* Begin Extracted entries *

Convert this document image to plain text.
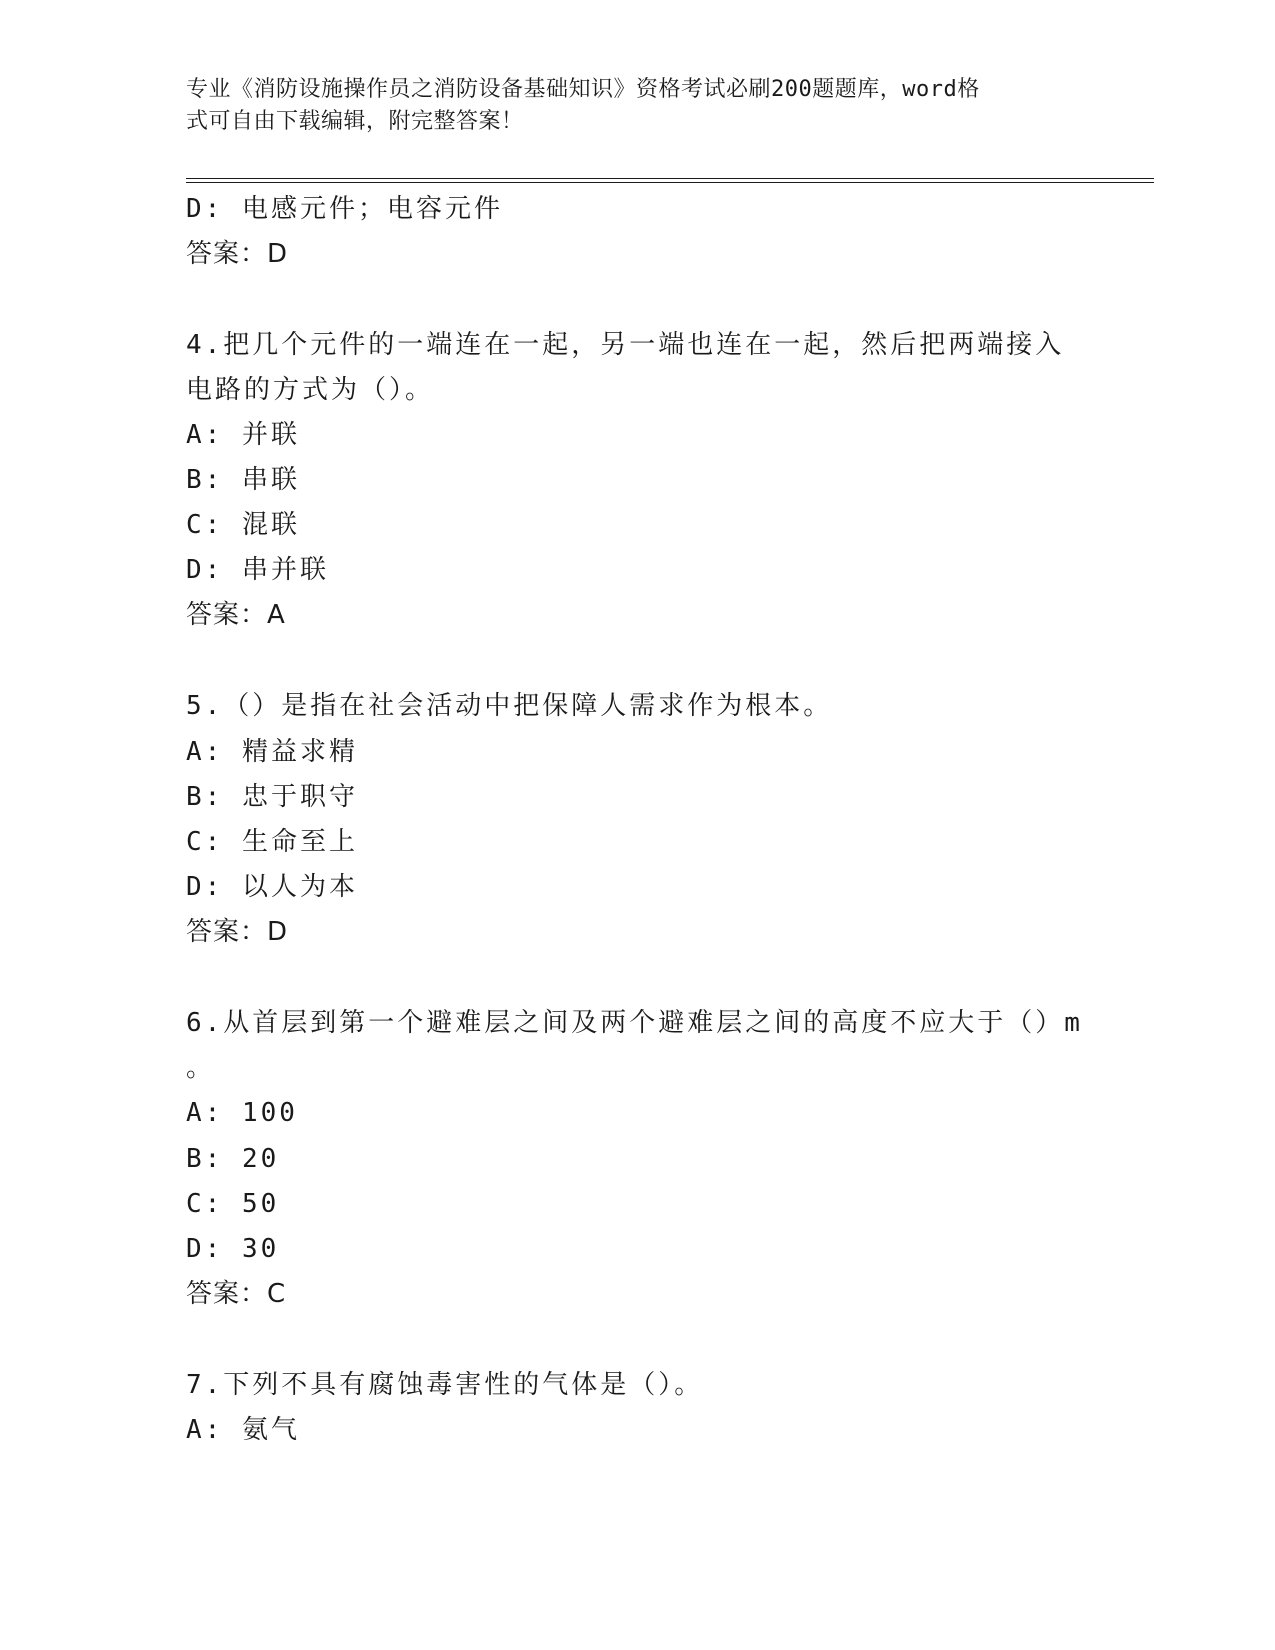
专业《消防设施操作员之消防设备基础知识》资格考试必刷200题题库，word格
式可自由下载编辑，附完整答案！
D: 电感元件；电容元件
答案：D
4.把几个元件的一端连在一起，另一端也连在一起，然后把两端接入
电路的方式为（）。
A: 并联
B: 串联
C: 混联
D: 串并联
答案：A
5.（）是指在社会活动中把保障人需求作为根本。
A: 精益求精
B: 忠于职守
C: 生命至上
D: 以人为本
答案：D
6.从首层到第一个避难层之间及两个避难层之间的高度不应大于（）m
。
A: 100
B: 20
C: 50
D: 30
答案：C
7.下列不具有腐蚀毒害性的气体是（）。
A: 氨气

* End Extracted entries *

Leave every image out, and retype the material exactly.

→ Answer:
Convert this document image to plain text.
专业《消防设施操作员之消防设备基础知识》资格考试必刷200题题库，word格
式可自由下载编辑，附完整答案！
D: 电感元件；电容元件
答案：D
4.把几个元件的一端连在一起，另一端也连在一起，然后把两端接入
电路的方式为（）。
A: 并联
B: 串联
C: 混联
D: 串并联
答案：A
5.（）是指在社会活动中把保障人需求作为根本。
A: 精益求精
B: 忠于职守
C: 生命至上
D: 以人为本
答案：D
6.从首层到第一个避难层之间及两个避难层之间的高度不应大于（）m
。
A: 100
B: 20
C: 50
D: 30
答案：C
7.下列不具有腐蚀毒害性的气体是（）。
A: 氨气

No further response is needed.